**To be done**
1. Give the usernames shown in the post headings of the forum thread about computer cases, listing each name once.
2. In the forum thread about computer cases, what price is given for the Cooler Master Elite 431 on FlipKart?
3. In the forum thread about computer cases, write out the stretch from "## shijilt (Oct" through "will be free...." again, swapping "Kerala" for "Karnataka".

**Source extract**
******************************
Please no ebay , I hate ebay.


----------



## The Incinerator (Oct 9, 2012)

Prime ABGB ...Itdepot....


----------



## aloodum (Oct 10, 2012)

@@shijit: I am/we  are happy that you have realised the importance of better built products vs price in terms of reliability and future proofing your investments. 
Lookup on the sites suggested by Incinerator ,Or else, you need to spend some time at ypur computer district and persuade dealers/stockist to get you one as i had earlier suggested. 
Cheers !!!


----------



## sumonpathak (Oct 10, 2012)

where r u located?


----------



## shijilt (Oct 10, 2012)

I am from India / Kerala / kannur .

I found "NZXT Gamma" in "PrimeABGB" , but the shipping cost is almost 650RS , if it is available in FlipKart shipping will be free....
I will also look for "Cooler Master Elite 431" , it is available for Rs. 3494 in FlipKart , it is a cool one , right ?


----------



## sumonpathak (Oct 10, 2012)

looks good....try look for bitfenix stuff...


----------



## d6bmg (Oct 10, 2012)

^^ Sadly all bitfenix stuff is out of stock in flipkart.
@OP: Also look in ITwares website. You will find some good rates there.


----------
******************************
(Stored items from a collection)

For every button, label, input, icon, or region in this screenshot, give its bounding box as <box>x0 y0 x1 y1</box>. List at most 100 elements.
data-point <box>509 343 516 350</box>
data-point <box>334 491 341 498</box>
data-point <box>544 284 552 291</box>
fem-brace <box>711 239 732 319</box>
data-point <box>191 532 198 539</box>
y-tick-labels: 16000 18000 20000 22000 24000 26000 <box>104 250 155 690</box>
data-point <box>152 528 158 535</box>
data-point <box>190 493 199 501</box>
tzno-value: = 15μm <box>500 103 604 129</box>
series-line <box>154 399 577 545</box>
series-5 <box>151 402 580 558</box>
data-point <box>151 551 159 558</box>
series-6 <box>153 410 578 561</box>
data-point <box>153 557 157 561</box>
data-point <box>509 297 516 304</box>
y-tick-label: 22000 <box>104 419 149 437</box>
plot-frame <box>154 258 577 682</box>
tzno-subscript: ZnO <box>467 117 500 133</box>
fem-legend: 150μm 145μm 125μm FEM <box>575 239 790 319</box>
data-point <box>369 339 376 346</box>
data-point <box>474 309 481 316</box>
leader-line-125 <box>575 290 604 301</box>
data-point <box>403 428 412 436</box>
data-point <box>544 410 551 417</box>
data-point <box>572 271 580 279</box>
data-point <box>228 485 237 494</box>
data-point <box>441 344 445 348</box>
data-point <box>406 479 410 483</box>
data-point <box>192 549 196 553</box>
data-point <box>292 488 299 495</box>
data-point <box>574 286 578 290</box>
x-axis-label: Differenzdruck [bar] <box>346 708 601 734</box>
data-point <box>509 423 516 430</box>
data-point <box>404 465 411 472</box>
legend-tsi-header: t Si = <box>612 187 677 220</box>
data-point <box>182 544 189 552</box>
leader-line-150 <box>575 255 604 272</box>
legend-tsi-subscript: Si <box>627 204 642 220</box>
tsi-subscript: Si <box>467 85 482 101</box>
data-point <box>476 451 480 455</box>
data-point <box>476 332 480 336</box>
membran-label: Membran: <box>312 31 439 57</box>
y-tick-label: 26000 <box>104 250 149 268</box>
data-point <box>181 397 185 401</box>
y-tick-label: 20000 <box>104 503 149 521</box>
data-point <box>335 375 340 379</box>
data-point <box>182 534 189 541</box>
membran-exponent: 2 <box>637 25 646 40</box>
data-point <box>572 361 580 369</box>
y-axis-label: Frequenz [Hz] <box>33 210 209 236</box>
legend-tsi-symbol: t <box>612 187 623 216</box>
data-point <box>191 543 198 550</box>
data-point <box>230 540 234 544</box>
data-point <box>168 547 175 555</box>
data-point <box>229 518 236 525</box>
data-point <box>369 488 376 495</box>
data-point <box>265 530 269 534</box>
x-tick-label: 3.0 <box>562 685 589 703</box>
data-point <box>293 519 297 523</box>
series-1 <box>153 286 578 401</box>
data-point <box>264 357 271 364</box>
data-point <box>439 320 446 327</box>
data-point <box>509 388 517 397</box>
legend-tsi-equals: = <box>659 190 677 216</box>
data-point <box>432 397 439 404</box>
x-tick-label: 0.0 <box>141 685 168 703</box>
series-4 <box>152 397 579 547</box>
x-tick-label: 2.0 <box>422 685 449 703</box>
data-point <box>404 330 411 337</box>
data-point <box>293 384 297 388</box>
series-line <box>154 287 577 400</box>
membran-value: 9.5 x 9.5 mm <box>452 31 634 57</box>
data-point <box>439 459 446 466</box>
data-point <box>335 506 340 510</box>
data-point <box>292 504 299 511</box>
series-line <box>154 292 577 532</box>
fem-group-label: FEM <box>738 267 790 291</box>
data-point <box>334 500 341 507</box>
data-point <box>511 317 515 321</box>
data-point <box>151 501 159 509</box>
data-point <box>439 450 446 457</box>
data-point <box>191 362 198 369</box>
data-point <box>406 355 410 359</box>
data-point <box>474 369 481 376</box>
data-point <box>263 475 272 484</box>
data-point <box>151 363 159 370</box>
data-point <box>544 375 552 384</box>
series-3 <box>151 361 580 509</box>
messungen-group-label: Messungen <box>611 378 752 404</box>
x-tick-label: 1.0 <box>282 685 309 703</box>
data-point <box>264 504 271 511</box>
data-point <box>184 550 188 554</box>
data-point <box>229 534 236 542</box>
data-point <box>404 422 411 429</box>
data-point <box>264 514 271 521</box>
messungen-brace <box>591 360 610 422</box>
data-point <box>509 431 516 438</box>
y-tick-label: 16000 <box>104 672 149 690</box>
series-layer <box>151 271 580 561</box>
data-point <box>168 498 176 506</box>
******************************
**Per-task outputs**
1. The Incinerator, aloodum, sumonpathak, shijilt, d6bmg

2. Rs. 3494

3.
## shijilt (Oct 10, 2012)

I am from India / Karnataka / kannur .

I found "NZXT Gamma" in "PrimeABGB" , but the shipping cost is almost 650RS , if it is available in FlipKart shipping will be free....